• What to produce
Each line of the material below should be reproduced exactly.

[Data excerpts]
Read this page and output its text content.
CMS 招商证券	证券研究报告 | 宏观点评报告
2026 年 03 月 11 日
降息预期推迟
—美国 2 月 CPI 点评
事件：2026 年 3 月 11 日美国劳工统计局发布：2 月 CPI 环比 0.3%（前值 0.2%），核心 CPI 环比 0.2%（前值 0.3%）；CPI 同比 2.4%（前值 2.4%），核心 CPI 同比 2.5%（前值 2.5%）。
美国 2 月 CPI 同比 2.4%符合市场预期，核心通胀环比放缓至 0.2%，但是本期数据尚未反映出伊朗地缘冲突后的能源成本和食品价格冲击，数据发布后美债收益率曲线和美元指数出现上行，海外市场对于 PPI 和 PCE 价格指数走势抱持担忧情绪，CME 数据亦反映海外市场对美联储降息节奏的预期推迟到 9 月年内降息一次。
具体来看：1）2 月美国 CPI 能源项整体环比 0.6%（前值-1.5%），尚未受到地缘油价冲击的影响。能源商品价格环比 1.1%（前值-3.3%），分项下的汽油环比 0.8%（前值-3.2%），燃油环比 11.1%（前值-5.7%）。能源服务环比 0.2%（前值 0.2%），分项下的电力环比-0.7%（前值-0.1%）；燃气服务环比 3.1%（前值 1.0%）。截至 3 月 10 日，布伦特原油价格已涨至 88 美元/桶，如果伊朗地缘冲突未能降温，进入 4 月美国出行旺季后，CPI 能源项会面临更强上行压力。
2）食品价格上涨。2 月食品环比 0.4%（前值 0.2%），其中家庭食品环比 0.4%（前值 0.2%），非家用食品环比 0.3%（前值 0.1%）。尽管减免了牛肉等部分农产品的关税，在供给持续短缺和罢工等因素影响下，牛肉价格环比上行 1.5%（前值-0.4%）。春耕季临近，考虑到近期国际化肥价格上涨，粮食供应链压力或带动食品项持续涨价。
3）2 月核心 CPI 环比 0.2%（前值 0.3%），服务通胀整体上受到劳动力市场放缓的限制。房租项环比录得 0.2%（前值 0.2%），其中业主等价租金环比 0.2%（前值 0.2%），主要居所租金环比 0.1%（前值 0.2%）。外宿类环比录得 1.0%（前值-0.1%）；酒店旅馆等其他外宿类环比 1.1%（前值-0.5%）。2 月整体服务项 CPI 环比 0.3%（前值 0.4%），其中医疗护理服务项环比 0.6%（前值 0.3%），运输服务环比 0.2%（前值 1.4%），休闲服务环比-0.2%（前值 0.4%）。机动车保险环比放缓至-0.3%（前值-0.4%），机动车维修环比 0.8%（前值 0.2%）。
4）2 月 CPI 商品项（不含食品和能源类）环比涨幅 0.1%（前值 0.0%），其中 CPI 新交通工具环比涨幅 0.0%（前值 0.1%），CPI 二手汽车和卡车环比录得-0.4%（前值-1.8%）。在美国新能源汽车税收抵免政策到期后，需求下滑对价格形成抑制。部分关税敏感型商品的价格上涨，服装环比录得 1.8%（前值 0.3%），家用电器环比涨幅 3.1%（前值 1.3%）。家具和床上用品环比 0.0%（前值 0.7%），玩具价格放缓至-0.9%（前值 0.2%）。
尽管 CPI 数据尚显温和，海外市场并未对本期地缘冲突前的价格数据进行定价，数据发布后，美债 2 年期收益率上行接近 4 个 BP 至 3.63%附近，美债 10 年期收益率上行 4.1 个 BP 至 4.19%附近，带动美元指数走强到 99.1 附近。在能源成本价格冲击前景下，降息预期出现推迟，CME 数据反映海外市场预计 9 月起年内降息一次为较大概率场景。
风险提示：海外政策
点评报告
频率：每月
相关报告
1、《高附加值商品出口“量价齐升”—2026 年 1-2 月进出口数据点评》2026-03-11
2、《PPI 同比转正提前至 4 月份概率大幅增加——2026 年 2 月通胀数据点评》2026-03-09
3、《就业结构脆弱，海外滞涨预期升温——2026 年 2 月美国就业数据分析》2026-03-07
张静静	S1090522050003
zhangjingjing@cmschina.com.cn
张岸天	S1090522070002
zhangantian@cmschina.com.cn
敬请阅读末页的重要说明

• In response
Read this page and output its text content.
CMS 招商证券	证券研究报告 | 宏观点评报告
2026 年 03 月 11 日
降息预期推迟
—美国 2 月 CPI 点评
事件：2026 年 3 月 11 日美国劳工统计局发布：2 月 CPI 环比 0.3%（前值 0.2%），核心 CPI 环比 0.2%（前值 0.3%）；CPI 同比 2.4%（前值 2.4%），核心 CPI 同比 2.5%（前值 2.5%）。
美国 2 月 CPI 同比 2.4%符合市场预期，核心通胀环比放缓至 0.2%，但是本期数据尚未反映出伊朗地缘冲突后的能源成本和食品价格冲击，数据发布后美债收益率曲线和美元指数出现上行，海外市场对于 PPI 和 PCE 价格指数走势抱持担忧情绪，CME 数据亦反映海外市场对美联储降息节奏的预期推迟到 9 月年内降息一次。
具体来看：1）2 月美国 CPI 能源项整体环比 0.6%（前值-1.5%），尚未受到地缘油价冲击的影响。能源商品价格环比 1.1%（前值-3.3%），分项下的汽油环比 0.8%（前值-3.2%），燃油环比 11.1%（前值-5.7%）。能源服务环比 0.2%（前值 0.2%），分项下的电力环比-0.7%（前值-0.1%）；燃气服务环比 3.1%（前值 1.0%）。截至 3 月 10 日，布伦特原油价格已涨至 88 美元/桶，如果伊朗地缘冲突未能降温，进入 4 月美国出行旺季后，CPI 能源项会面临更强上行压力。
2）食品价格上涨。2 月食品环比 0.4%（前值 0.2%），其中家庭食品环比 0.4%（前值 0.2%），非家用食品环比 0.3%（前值 0.1%）。尽管减免了牛肉等部分农产品的关税，在供给持续短缺和罢工等因素影响下，牛肉价格环比上行 1.5%（前值-0.4%）。春耕季临近，考虑到近期国际化肥价格上涨，粮食供应链压力或带动食品项持续涨价。
3）2 月核心 CPI 环比 0.2%（前值 0.3%），服务通胀整体上受到劳动力市场放缓的限制。房租项环比录得 0.2%（前值 0.2%），其中业主等价租金环比 0.2%（前值 0.2%），主要居所租金环比 0.1%（前值 0.2%）。外宿类环比录得 1.0%（前值-0.1%）；酒店旅馆等其他外宿类环比 1.1%（前值-0.5%）。2 月整体服务项 CPI 环比 0.3%（前值 0.4%），其中医疗护理服务项环比 0.6%（前值 0.3%），运输服务环比 0.2%（前值 1.4%），休闲服务环比-0.2%（前值 0.4%）。机动车保险环比放缓至-0.3%（前值-0.4%），机动车维修环比 0.8%（前值 0.2%）。
4）2 月 CPI 商品项（不含食品和能源类）环比涨幅 0.1%（前值 0.0%），其中 CPI 新交通工具环比涨幅 0.0%（前值 0.1%），CPI 二手汽车和卡车环比录得-0.4%（前值-1.8%）。在美国新能源汽车税收抵免政策到期后，需求下滑对价格形成抑制。部分关税敏感型商品的价格上涨，服装环比录得 1.8%（前值 0.3%），家用电器环比涨幅 3.1%（前值 1.3%）。家具和床上用品环比 0.0%（前值 0.7%），玩具价格放缓至-0.9%（前值 0.2%）。
尽管 CPI 数据尚显温和，海外市场并未对本期地缘冲突前的价格数据进行定价，数据发布后，美债 2 年期收益率上行接近 4 个 BP 至 3.63%附近，美债 10 年期收益率上行 4.1 个 BP 至 4.19%附近，带动美元指数走强到 99.1 附近。在能源成本价格冲击前景下，降息预期出现推迟，CME 数据反映海外市场预计 9 月起年内降息一次为较大概率场景。
风险提示：海外政策
点评报告
频率：每月
相关报告
1、《高附加值商品出口“量价齐升”—2026 年 1-2 月进出口数据点评》2026-03-11
2、《PPI 同比转正提前至 4 月份概率大幅增加——2026 年 2 月通胀数据点评》2026-03-09
3、《就业结构脆弱，海外滞涨预期升温——2026 年 2 月美国就业数据分析》2026-03-07
张静静	S1090522050003
zhangjingjing@cmschina.com.cn
张岸天	S1090522070002
zhangantian@cmschina.com.cn
敬请阅读末页的重要说明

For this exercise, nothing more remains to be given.